Extract from the listing each line in which the word "rate" appears.
————————
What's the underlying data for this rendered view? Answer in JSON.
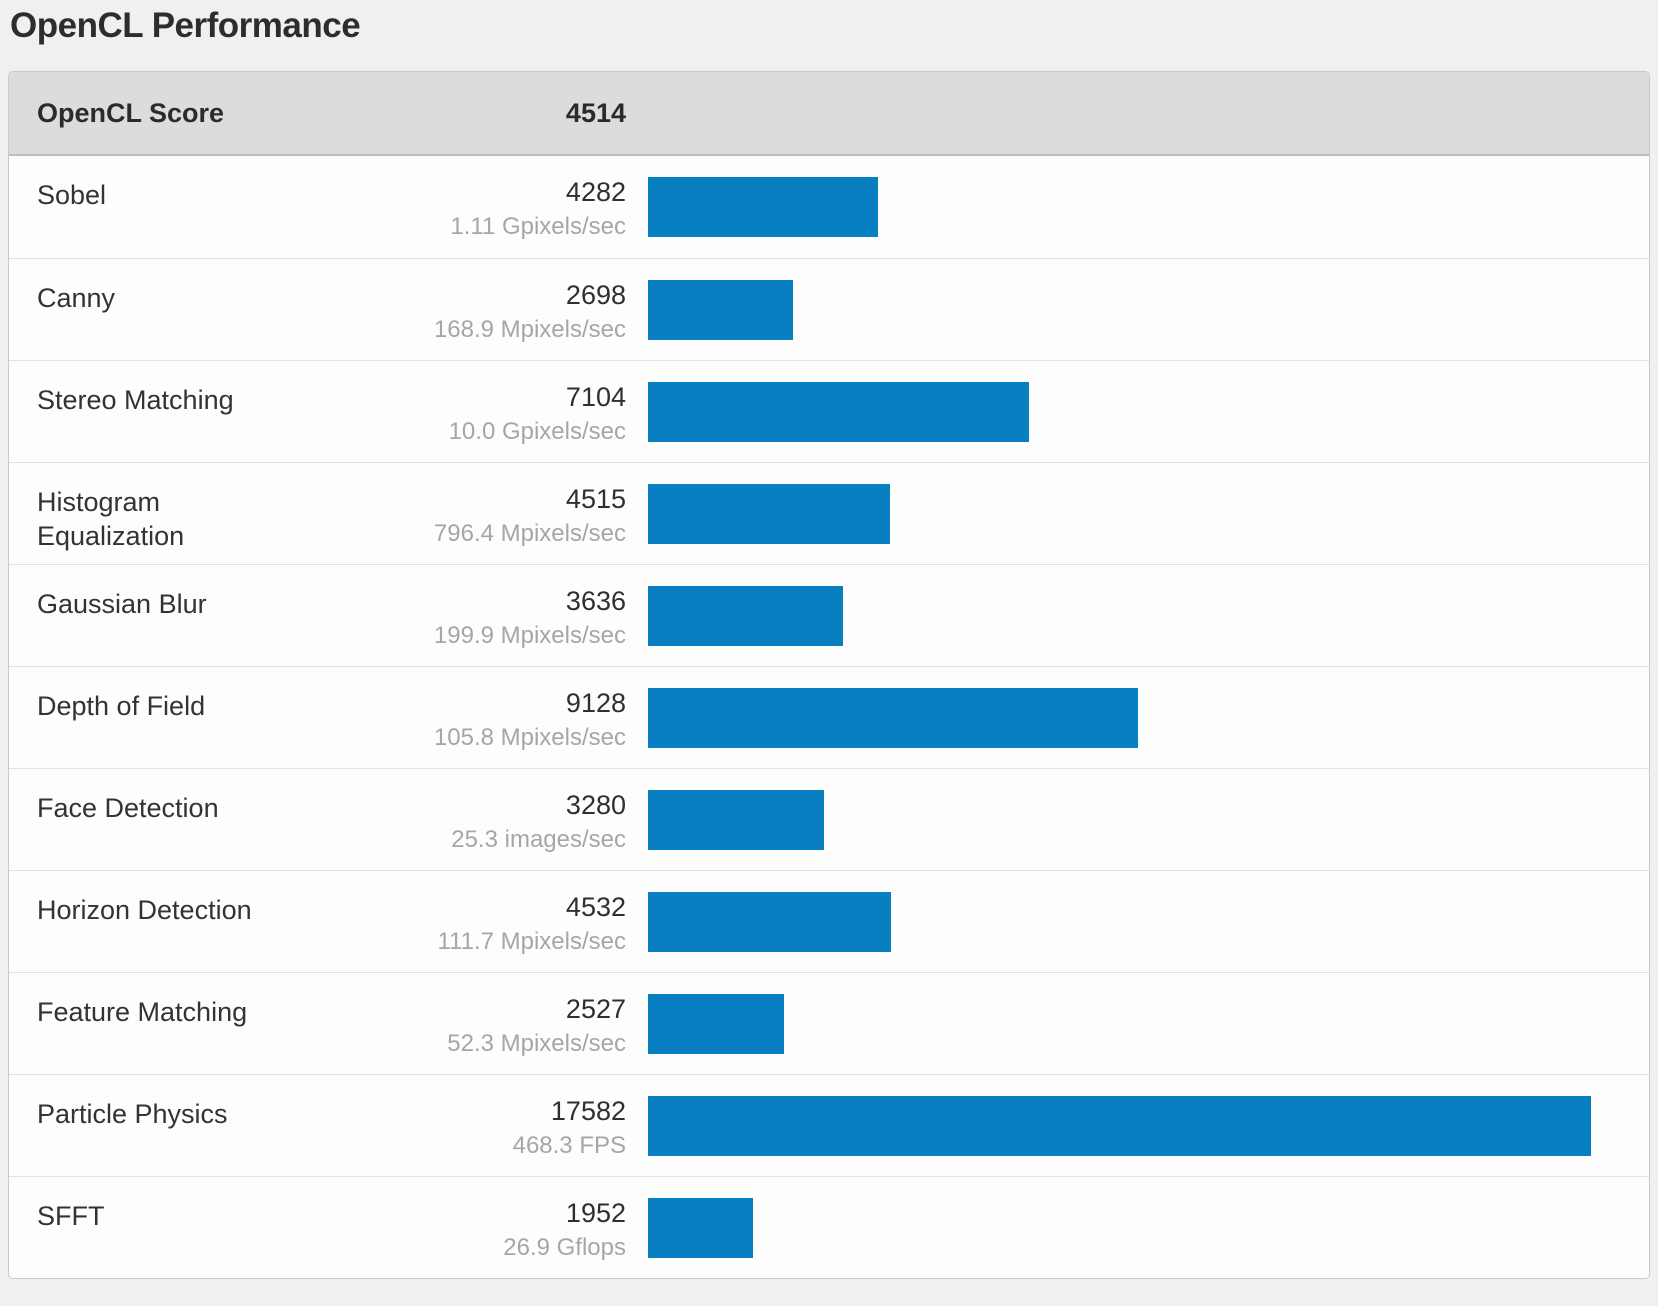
{
  "page": {
    "title": "OpenCL Performance",
    "background_color": "#f0f0f0",
    "accent_color": "#077fc0"
  },
  "chart_data": {
    "type": "bar",
    "title": "OpenCL Performance",
    "orientation": "horizontal",
    "bar_color": "#077fc0",
    "axis_max_score": 17582,
    "grid": false,
    "legend": false,
    "header": {
      "label": "OpenCL Score",
      "value": "4514"
    },
    "categories": [
      "Sobel",
      "Canny",
      "Stereo Matching",
      "Histogram Equalization",
      "Gaussian Blur",
      "Depth of Field",
      "Face Detection",
      "Horizon Detection",
      "Feature Matching",
      "Particle Physics",
      "SFFT"
    ],
    "values": [
      4282,
      2698,
      7104,
      4515,
      3636,
      9128,
      3280,
      4532,
      2527,
      17582,
      1952
    ],
    "rows": [
      {
        "label": "Sobel",
        "score": "4282",
        "rate": "1.11 Gpixels/sec"
      },
      {
        "label": "Canny",
        "score": "2698",
        "rate": "168.9 Mpixels/sec"
      },
      {
        "label": "Stereo Matching",
        "score": "7104",
        "rate": "10.0 Gpixels/sec"
      },
      {
        "label": "Histogram Equalization",
        "score": "4515",
        "rate": "796.4 Mpixels/sec"
      },
      {
        "label": "Gaussian Blur",
        "score": "3636",
        "rate": "199.9 Mpixels/sec"
      },
      {
        "label": "Depth of Field",
        "score": "9128",
        "rate": "105.8 Mpixels/sec"
      },
      {
        "label": "Face Detection",
        "score": "3280",
        "rate": "25.3 images/sec"
      },
      {
        "label": "Horizon Detection",
        "score": "4532",
        "rate": "111.7 Mpixels/sec"
      },
      {
        "label": "Feature Matching",
        "score": "2527",
        "rate": "52.3 Mpixels/sec"
      },
      {
        "label": "Particle Physics",
        "score": "17582",
        "rate": "468.3 FPS"
      },
      {
        "label": "SFFT",
        "score": "1952",
        "rate": "26.9 Gflops"
      }
    ]
  }
}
————————
__Exercise result__.
        "rate": "1.11 Gpixels/sec"
        "rate": "168.9 Mpixels/sec"
        "rate": "10.0 Gpixels/sec"
        "rate": "796.4 Mpixels/sec"
        "rate": "199.9 Mpixels/sec"
        "rate": "105.8 Mpixels/sec"
        "rate": "25.3 images/sec"
        "rate": "111.7 Mpixels/sec"
        "rate": "52.3 Mpixels/sec"
        "rate": "468.3 FPS"
        "rate": "26.9 Gflops"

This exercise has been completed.